__INPUT MATERIAL__:
------------------------------

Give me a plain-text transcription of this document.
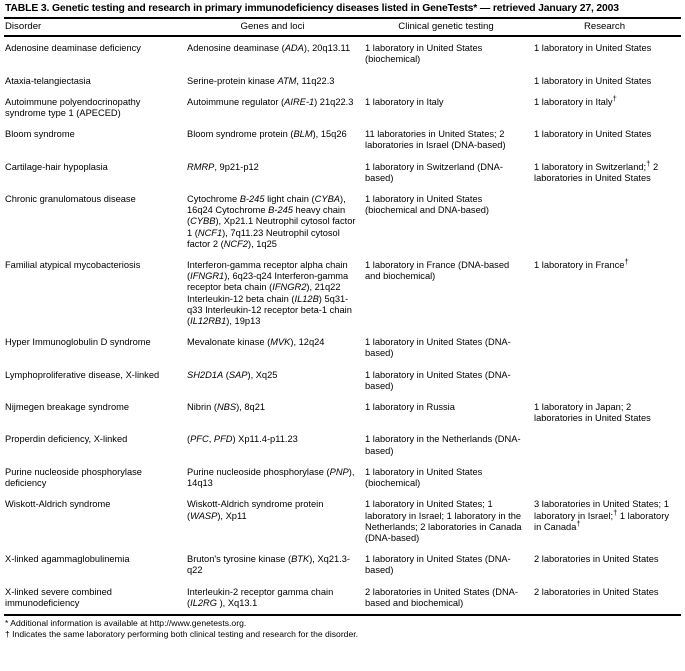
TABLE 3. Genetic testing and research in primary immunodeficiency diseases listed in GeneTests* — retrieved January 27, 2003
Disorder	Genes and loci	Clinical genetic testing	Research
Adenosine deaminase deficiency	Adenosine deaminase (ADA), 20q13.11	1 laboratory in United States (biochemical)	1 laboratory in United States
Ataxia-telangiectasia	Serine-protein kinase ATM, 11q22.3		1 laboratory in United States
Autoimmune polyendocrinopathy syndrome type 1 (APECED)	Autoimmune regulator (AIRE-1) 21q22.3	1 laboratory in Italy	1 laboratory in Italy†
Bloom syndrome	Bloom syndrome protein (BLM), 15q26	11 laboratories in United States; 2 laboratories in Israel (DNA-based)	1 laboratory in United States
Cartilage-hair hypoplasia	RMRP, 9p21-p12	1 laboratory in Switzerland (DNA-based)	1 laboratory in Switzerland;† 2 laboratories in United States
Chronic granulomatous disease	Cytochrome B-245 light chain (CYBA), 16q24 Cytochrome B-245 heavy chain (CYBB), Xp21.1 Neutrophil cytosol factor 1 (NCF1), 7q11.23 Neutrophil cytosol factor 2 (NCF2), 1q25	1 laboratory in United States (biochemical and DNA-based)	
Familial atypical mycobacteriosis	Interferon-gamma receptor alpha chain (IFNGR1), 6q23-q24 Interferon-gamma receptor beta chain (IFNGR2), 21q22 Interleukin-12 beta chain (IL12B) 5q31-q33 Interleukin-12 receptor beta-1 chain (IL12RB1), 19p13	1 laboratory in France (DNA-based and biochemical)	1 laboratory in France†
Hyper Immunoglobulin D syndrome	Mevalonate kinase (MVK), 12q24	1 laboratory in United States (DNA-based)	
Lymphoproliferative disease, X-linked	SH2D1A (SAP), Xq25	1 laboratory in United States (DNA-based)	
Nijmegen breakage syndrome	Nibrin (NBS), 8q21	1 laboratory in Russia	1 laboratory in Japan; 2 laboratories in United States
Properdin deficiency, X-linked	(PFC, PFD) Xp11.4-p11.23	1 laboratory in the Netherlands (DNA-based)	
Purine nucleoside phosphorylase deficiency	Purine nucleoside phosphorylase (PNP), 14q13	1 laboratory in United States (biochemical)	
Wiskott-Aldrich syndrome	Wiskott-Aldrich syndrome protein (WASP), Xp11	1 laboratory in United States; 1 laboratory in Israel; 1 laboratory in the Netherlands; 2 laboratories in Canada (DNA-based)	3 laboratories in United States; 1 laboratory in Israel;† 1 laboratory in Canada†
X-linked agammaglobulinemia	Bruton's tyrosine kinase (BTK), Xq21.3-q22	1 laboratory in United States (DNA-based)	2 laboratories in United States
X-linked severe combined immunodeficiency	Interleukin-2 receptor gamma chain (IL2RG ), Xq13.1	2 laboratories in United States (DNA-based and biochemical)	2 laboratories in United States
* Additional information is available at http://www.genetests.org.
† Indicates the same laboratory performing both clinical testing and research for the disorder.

------------------------------

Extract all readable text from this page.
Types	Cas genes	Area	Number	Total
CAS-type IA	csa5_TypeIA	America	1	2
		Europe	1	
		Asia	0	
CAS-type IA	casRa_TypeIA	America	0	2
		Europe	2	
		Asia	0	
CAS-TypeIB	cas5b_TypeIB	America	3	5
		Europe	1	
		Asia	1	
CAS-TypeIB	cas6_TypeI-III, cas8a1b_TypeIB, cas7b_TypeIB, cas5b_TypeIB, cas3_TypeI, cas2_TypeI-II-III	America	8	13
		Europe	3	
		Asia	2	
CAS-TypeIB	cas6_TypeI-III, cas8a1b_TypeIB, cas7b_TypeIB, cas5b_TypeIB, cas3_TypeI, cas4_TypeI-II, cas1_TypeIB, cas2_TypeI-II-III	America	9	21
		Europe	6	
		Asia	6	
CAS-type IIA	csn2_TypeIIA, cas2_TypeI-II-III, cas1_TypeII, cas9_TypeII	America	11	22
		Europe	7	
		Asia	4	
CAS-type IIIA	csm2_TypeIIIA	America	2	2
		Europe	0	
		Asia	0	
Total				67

------------------------------

__EXERCISE DIRECTIONS__: Filter the preceding entries down to the lines with "immunodeficiency".

__SOLVED EXERCISE__:
TABLE 3. Genetic testing and research in primary immunodeficiency diseases listed in GeneTests* — retrieved January 27, 2003
X-linked severe combined immunodeficiency	Interleukin-2 receptor gamma chain (IL2RG ), Xq13.1	2 laboratories in United States (DNA-based and biochemical)	2 laboratories in United States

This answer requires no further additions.